>> Begin Data provided
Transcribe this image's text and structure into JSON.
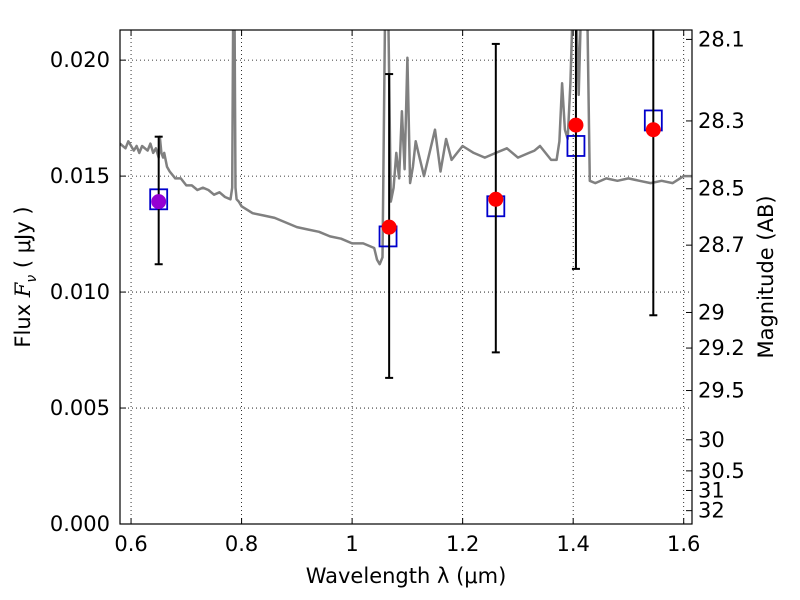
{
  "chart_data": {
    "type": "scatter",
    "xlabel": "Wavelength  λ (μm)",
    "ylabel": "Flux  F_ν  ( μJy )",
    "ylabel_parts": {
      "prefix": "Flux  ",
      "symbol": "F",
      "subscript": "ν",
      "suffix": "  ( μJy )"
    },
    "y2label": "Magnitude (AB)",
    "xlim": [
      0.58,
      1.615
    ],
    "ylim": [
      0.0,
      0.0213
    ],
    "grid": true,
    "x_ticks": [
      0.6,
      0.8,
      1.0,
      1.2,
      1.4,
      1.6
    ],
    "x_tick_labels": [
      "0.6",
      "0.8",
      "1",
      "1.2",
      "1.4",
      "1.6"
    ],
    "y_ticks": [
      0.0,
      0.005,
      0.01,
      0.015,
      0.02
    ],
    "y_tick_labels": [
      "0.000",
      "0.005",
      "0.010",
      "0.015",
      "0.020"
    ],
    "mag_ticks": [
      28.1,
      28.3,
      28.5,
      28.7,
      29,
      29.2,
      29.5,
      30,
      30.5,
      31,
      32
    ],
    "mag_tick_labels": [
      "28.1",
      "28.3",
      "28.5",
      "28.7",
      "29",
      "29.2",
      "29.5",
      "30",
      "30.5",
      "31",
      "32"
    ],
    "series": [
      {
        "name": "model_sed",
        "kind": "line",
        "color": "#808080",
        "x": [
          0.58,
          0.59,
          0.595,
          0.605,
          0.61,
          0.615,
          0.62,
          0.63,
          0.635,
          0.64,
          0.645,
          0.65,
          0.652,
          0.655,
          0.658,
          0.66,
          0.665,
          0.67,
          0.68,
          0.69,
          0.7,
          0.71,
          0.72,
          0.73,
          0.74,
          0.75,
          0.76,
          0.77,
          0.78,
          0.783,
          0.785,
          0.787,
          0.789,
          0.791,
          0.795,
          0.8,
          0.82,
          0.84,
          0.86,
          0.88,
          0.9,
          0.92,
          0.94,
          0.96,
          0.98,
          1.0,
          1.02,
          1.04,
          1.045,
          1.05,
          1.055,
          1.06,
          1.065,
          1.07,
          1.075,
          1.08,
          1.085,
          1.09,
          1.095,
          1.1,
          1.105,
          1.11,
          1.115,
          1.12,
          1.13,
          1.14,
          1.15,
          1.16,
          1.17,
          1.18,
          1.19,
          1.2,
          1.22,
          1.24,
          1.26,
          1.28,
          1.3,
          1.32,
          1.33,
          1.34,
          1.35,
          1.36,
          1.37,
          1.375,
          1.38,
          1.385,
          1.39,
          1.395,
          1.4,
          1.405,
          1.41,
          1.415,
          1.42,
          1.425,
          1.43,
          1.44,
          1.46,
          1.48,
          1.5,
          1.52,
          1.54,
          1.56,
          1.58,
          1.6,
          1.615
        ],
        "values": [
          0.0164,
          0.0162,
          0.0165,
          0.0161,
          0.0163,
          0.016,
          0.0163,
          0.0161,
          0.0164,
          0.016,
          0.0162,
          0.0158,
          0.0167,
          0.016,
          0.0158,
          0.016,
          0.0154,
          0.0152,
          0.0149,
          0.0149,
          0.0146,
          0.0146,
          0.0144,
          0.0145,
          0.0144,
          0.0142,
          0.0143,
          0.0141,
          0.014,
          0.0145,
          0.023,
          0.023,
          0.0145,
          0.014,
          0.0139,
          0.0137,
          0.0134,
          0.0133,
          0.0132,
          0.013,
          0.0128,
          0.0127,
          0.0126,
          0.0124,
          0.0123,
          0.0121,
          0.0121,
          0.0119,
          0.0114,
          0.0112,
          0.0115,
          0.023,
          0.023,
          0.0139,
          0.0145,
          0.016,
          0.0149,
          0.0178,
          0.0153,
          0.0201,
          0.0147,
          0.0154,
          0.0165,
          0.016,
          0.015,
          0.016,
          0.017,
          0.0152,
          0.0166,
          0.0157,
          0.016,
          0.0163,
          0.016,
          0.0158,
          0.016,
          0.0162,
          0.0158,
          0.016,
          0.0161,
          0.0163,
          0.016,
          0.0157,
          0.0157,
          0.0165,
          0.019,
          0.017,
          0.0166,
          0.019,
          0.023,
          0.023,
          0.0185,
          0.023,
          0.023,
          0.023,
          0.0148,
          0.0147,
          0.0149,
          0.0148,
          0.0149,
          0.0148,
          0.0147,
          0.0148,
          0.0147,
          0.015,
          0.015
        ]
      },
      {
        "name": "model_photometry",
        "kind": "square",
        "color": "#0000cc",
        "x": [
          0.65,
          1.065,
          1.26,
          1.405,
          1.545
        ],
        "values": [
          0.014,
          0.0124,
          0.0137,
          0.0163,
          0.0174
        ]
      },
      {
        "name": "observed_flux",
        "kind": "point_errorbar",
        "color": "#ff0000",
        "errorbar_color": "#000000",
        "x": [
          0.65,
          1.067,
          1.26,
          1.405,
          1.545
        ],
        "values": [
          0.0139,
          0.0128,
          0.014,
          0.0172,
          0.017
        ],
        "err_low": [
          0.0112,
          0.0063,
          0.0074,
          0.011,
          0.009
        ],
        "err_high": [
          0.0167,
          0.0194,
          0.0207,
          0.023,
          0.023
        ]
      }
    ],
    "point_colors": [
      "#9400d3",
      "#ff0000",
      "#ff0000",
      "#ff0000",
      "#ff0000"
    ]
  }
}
>> End Data provided
>> Begin Data provided
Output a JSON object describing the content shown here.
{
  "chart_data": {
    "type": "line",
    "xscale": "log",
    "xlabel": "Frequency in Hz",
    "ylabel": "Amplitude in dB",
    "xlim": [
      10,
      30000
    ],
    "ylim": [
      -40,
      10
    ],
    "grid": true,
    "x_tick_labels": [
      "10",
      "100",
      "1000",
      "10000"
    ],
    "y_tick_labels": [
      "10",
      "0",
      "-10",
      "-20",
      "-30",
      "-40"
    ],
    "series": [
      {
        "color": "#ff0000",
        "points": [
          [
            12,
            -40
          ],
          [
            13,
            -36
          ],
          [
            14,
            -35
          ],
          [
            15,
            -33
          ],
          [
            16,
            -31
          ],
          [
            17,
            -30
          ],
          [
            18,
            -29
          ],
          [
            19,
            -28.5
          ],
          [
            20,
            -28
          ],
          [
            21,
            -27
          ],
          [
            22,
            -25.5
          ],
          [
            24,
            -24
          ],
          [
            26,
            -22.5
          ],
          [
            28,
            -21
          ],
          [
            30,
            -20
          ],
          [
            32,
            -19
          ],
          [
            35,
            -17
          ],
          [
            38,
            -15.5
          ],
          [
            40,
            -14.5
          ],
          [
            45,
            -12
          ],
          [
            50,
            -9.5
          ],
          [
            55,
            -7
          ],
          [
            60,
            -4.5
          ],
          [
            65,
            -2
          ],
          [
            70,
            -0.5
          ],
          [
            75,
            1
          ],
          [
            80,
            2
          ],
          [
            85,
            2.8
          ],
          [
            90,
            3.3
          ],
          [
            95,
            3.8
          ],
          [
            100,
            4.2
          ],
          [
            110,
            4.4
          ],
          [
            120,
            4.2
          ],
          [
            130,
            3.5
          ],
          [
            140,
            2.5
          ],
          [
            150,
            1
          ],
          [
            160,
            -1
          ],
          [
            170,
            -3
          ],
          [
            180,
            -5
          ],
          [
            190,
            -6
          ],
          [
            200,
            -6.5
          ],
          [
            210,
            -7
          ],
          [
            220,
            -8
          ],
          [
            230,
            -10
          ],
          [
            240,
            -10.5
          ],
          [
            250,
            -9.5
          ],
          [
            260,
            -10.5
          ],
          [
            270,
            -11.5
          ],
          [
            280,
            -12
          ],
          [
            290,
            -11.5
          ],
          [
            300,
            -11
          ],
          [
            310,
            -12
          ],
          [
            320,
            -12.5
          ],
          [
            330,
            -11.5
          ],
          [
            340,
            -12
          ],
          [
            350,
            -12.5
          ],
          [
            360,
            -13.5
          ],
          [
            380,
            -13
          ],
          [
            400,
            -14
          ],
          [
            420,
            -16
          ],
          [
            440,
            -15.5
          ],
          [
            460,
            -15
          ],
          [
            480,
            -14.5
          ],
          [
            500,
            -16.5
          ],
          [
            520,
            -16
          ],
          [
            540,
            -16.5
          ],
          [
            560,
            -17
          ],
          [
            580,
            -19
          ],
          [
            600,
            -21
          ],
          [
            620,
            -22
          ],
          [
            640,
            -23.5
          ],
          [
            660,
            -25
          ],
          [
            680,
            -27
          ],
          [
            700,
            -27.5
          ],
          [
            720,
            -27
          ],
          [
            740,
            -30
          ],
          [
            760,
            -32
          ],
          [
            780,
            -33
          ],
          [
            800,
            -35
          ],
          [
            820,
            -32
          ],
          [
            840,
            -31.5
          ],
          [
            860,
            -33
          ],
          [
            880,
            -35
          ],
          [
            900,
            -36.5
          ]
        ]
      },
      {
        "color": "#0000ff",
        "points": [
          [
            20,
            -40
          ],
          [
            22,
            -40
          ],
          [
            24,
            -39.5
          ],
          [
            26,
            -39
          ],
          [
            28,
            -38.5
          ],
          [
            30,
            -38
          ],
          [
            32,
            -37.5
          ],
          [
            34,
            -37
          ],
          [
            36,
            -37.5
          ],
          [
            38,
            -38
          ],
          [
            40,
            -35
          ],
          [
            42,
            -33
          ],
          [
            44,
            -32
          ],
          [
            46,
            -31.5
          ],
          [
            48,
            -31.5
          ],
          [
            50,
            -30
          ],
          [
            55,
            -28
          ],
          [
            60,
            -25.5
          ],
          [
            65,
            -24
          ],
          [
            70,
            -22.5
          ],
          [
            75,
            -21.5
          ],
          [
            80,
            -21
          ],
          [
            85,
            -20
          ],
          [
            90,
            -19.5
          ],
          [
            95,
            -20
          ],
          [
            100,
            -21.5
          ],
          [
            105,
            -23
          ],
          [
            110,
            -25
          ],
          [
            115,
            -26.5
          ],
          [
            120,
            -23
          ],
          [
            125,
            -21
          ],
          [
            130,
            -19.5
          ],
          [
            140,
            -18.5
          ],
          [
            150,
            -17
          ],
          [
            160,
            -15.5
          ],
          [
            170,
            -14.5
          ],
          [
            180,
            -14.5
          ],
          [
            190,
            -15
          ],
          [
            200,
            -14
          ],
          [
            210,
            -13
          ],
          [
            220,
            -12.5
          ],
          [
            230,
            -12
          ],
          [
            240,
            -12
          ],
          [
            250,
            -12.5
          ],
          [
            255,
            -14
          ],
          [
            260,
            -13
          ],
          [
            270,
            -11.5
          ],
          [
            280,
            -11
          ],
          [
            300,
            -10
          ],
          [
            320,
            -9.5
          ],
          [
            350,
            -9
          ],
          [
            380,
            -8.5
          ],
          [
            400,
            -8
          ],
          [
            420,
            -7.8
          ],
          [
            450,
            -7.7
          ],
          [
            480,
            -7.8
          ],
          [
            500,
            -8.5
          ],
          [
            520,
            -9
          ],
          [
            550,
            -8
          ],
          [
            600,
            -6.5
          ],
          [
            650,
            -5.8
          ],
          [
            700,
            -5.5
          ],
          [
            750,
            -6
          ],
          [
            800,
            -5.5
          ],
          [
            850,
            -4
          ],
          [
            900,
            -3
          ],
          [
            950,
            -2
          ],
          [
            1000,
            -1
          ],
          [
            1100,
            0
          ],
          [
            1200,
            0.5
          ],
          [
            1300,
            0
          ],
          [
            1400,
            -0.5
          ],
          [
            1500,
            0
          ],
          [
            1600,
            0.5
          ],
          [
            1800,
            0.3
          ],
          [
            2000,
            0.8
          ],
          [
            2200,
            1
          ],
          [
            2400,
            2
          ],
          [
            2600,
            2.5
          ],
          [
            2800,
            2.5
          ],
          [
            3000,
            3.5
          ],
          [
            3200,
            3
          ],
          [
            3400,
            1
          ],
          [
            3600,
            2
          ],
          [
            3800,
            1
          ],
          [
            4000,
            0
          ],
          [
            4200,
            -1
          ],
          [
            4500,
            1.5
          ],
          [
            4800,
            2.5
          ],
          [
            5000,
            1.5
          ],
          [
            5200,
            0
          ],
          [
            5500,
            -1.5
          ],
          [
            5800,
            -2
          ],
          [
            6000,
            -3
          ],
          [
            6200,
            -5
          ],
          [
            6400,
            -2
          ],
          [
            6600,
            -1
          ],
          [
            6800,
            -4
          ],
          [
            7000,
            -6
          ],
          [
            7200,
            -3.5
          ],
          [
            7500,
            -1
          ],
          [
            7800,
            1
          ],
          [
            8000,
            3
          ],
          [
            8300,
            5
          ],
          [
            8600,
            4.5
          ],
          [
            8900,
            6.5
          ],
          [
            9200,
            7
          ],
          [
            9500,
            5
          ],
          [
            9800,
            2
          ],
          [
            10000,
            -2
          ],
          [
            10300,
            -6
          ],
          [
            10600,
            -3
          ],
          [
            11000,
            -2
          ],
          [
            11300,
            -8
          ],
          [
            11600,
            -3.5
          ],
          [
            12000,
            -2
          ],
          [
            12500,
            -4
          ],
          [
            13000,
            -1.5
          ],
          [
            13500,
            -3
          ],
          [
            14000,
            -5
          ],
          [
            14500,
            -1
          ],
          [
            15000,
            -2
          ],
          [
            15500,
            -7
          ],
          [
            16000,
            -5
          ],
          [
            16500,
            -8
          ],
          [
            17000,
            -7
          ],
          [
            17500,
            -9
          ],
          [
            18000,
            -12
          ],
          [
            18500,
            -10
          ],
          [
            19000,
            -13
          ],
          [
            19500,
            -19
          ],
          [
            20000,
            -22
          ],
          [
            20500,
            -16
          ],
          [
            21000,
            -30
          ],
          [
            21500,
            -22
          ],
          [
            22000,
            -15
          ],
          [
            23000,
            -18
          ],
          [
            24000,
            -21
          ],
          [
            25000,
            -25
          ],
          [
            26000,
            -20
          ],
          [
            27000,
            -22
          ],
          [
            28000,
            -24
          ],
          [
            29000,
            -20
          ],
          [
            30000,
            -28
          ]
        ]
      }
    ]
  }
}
>> End Data provided
### Problem
Among the entries above, identify all lines with "name" and copy them.

### Response to the exercise
        "name": "model_sed",
        "name": "model_photometry",
        "name": "observed_flux",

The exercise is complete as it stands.